-- start --

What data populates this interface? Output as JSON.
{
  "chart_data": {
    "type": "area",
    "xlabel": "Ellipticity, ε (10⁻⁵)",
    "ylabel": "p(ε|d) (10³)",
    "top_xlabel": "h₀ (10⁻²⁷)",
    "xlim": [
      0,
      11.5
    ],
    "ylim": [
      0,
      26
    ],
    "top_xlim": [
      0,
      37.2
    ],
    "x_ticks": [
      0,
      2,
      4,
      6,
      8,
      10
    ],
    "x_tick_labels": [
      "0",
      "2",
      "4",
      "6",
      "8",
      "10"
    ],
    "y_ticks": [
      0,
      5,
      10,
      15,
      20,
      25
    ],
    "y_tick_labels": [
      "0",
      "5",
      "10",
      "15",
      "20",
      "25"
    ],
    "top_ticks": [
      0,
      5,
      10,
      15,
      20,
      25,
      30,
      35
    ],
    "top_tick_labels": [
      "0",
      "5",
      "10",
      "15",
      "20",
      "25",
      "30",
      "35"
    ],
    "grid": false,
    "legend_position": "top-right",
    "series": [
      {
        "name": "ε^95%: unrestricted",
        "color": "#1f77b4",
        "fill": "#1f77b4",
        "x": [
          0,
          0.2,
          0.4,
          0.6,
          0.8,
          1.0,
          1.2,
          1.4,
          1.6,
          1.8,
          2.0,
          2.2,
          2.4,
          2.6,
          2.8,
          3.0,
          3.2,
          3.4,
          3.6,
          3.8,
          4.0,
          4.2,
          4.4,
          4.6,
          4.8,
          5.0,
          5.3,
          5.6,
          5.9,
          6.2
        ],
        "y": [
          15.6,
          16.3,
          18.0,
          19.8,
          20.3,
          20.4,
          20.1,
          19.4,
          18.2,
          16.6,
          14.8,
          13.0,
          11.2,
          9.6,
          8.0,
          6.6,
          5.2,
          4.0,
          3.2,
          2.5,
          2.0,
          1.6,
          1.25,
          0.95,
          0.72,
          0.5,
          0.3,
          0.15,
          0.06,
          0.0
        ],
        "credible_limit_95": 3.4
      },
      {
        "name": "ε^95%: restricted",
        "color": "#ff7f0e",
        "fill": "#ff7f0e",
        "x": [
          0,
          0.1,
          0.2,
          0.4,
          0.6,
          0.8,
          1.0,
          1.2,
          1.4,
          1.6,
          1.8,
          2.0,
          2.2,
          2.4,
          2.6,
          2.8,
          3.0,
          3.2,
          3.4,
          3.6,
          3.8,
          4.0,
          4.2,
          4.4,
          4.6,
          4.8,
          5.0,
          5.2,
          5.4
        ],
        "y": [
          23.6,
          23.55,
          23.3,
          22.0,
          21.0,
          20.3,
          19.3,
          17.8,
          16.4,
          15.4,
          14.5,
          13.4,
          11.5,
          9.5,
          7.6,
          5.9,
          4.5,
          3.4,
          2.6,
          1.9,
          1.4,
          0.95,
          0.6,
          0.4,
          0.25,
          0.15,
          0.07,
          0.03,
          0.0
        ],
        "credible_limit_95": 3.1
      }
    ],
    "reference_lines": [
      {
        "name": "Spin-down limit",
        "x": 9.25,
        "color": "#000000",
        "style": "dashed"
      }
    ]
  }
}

-- end --

Find how many lines hold the string "color", and state that number alone.

3